Required task:
Repeat every record below exactly, omitting any pictures.

— start of Records provided —

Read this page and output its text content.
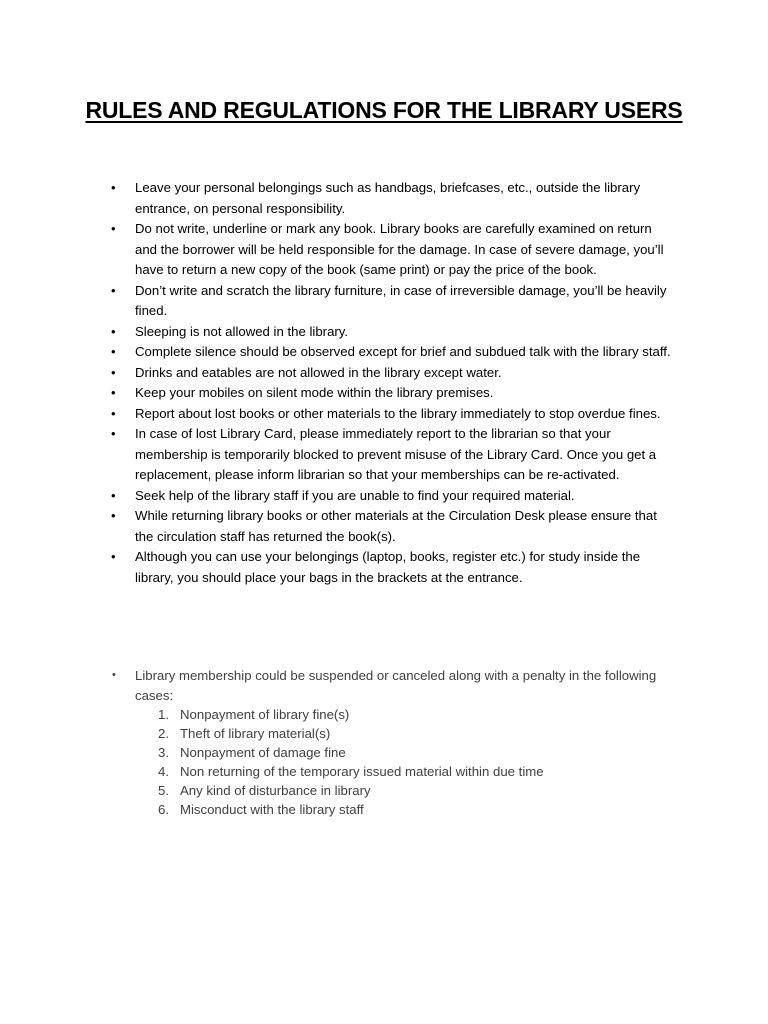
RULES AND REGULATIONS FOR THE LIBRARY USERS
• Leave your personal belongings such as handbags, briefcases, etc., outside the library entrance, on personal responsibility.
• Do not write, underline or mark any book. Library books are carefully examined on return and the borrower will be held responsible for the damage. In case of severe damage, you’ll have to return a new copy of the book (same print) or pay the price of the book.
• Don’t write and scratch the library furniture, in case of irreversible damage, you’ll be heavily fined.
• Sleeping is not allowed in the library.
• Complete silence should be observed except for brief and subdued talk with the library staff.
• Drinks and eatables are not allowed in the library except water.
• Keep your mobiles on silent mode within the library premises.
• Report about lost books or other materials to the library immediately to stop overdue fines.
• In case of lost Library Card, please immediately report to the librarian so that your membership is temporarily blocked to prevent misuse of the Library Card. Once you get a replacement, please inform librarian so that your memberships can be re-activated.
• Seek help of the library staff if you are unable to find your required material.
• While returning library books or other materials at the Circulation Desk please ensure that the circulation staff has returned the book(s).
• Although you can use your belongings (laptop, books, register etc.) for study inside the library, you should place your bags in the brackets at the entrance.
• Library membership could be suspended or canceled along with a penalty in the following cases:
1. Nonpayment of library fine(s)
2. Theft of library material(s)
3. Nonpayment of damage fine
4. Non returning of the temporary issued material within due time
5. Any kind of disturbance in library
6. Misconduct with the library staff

— end of Records provided —

Solution to this problem:
Read this page and output its text content.
RULES AND REGULATIONS FOR THE LIBRARY USERS
• Leave your personal belongings such as handbags, briefcases, etc., outside the library entrance, on personal responsibility.
• Do not write, underline or mark any book. Library books are carefully examined on return and the borrower will be held responsible for the damage. In case of severe damage, you’ll have to return a new copy of the book (same print) or pay the price of the book.
• Don’t write and scratch the library furniture, in case of irreversible damage, you’ll be heavily fined.
• Sleeping is not allowed in the library.
• Complete silence should be observed except for brief and subdued talk with the library staff.
• Drinks and eatables are not allowed in the library except water.
• Keep your mobiles on silent mode within the library premises.
• Report about lost books or other materials to the library immediately to stop overdue fines.
• In case of lost Library Card, please immediately report to the librarian so that your membership is temporarily blocked to prevent misuse of the Library Card. Once you get a replacement, please inform librarian so that your memberships can be re-activated.
• Seek help of the library staff if you are unable to find your required material.
• While returning library books or other materials at the Circulation Desk please ensure that the circulation staff has returned the book(s).
• Although you can use your belongings (laptop, books, register etc.) for study inside the library, you should place your bags in the brackets at the entrance.
• Library membership could be suspended or canceled along with a penalty in the following cases:
1. Nonpayment of library fine(s)
2. Theft of library material(s)
3. Nonpayment of damage fine
4. Non returning of the temporary issued material within due time
5. Any kind of disturbance in library
6. Misconduct with the library staff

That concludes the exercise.